WORK TO DO |
Every record here needs to be written out again exactly.

AVAILABLE RECORDS |
--- Start ---

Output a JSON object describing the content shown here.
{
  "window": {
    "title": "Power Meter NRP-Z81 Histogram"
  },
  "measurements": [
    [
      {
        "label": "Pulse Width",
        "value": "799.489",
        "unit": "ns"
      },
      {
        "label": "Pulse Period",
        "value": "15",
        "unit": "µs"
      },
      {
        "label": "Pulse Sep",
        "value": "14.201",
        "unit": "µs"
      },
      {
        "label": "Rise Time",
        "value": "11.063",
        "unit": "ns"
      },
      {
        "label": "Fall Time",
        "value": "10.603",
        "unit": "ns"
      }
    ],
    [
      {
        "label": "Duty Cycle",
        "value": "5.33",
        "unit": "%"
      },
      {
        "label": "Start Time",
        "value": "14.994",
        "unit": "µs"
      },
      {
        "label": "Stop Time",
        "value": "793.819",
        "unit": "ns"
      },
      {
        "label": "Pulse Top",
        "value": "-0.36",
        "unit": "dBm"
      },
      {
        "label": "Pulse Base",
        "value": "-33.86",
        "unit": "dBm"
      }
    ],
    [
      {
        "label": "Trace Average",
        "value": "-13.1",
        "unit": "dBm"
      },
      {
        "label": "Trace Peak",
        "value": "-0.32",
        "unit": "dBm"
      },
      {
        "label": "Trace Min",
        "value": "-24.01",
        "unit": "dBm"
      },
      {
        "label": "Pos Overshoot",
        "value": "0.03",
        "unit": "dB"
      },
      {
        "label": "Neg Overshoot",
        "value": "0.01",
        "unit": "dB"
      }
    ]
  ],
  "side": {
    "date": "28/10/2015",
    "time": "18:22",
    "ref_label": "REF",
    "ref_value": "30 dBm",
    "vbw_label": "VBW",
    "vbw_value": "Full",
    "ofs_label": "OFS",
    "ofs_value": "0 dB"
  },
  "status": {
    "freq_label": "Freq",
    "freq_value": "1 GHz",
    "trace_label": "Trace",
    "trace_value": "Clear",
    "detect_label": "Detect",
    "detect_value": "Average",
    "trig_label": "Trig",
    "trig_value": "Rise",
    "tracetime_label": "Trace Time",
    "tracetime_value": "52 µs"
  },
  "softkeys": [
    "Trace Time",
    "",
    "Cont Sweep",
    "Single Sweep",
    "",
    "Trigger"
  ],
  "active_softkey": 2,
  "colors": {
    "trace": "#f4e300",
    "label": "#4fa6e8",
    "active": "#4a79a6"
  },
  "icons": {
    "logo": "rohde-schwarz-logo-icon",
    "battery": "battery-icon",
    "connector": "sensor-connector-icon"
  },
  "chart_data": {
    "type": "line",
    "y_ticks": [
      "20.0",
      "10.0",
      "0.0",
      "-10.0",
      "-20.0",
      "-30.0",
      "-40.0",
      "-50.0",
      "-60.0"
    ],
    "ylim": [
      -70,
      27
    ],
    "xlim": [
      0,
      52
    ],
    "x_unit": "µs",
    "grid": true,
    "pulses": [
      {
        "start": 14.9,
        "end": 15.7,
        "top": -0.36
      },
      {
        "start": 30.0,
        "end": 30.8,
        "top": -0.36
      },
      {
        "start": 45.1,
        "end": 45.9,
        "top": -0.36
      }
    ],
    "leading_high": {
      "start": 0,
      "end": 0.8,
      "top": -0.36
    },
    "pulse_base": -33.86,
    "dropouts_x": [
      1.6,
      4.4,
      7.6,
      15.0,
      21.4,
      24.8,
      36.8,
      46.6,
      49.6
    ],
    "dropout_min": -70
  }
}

--- End ---

TASK ANSWER |
Output a JSON object describing the content shown here.
{
  "window": {
    "title": "Power Meter NRP-Z81 Histogram"
  },
  "measurements": [
    [
      {
        "label": "Pulse Width",
        "value": "799.489",
        "unit": "ns"
      },
      {
        "label": "Pulse Period",
        "value": "15",
        "unit": "µs"
      },
      {
        "label": "Pulse Sep",
        "value": "14.201",
        "unit": "µs"
      },
      {
        "label": "Rise Time",
        "value": "11.063",
        "unit": "ns"
      },
      {
        "label": "Fall Time",
        "value": "10.603",
        "unit": "ns"
      }
    ],
    [
      {
        "label": "Duty Cycle",
        "value": "5.33",
        "unit": "%"
      },
      {
        "label": "Start Time",
        "value": "14.994",
        "unit": "µs"
      },
      {
        "label": "Stop Time",
        "value": "793.819",
        "unit": "ns"
      },
      {
        "label": "Pulse Top",
        "value": "-0.36",
        "unit": "dBm"
      },
      {
        "label": "Pulse Base",
        "value": "-33.86",
        "unit": "dBm"
      }
    ],
    [
      {
        "label": "Trace Average",
        "value": "-13.1",
        "unit": "dBm"
      },
      {
        "label": "Trace Peak",
        "value": "-0.32",
        "unit": "dBm"
      },
      {
        "label": "Trace Min",
        "value": "-24.01",
        "unit": "dBm"
      },
      {
        "label": "Pos Overshoot",
        "value": "0.03",
        "unit": "dB"
      },
      {
        "label": "Neg Overshoot",
        "value": "0.01",
        "unit": "dB"
      }
    ]
  ],
  "side": {
    "date": "28/10/2015",
    "time": "18:22",
    "ref_label": "REF",
    "ref_value": "30 dBm",
    "vbw_label": "VBW",
    "vbw_value": "Full",
    "ofs_label": "OFS",
    "ofs_value": "0 dB"
  },
  "status": {
    "freq_label": "Freq",
    "freq_value": "1 GHz",
    "trace_label": "Trace",
    "trace_value": "Clear",
    "detect_label": "Detect",
    "detect_value": "Average",
    "trig_label": "Trig",
    "trig_value": "Rise",
    "tracetime_label": "Trace Time",
    "tracetime_value": "52 µs"
  },
  "softkeys": [
    "Trace Time",
    "",
    "Cont Sweep",
    "Single Sweep",
    "",
    "Trigger"
  ],
  "active_softkey": 2,
  "colors": {
    "trace": "#f4e300",
    "label": "#4fa6e8",
    "active": "#4a79a6"
  },
  "icons": {
    "logo": "rohde-schwarz-logo-icon",
    "battery": "battery-icon",
    "connector": "sensor-connector-icon"
  },
  "chart_data": {
    "type": "line",
    "y_ticks": [
      "20.0",
      "10.0",
      "0.0",
      "-10.0",
      "-20.0",
      "-30.0",
      "-40.0",
      "-50.0",
      "-60.0"
    ],
    "ylim": [
      -70,
      27
    ],
    "xlim": [
      0,
      52
    ],
    "x_unit": "µs",
    "grid": true,
    "pulses": [
      {
        "start": 14.9,
        "end": 15.7,
        "top": -0.36
      },
      {
        "start": 30.0,
        "end": 30.8,
        "top": -0.36
      },
      {
        "start": 45.1,
        "end": 45.9,
        "top": -0.36
      }
    ],
    "leading_high": {
      "start": 0,
      "end": 0.8,
      "top": -0.36
    },
    "pulse_base": -33.86,
    "dropouts_x": [
      1.6,
      4.4,
      7.6,
      15.0,
      21.4,
      24.8,
      36.8,
      46.6,
      49.6
    ],
    "dropout_min": -70
  }
}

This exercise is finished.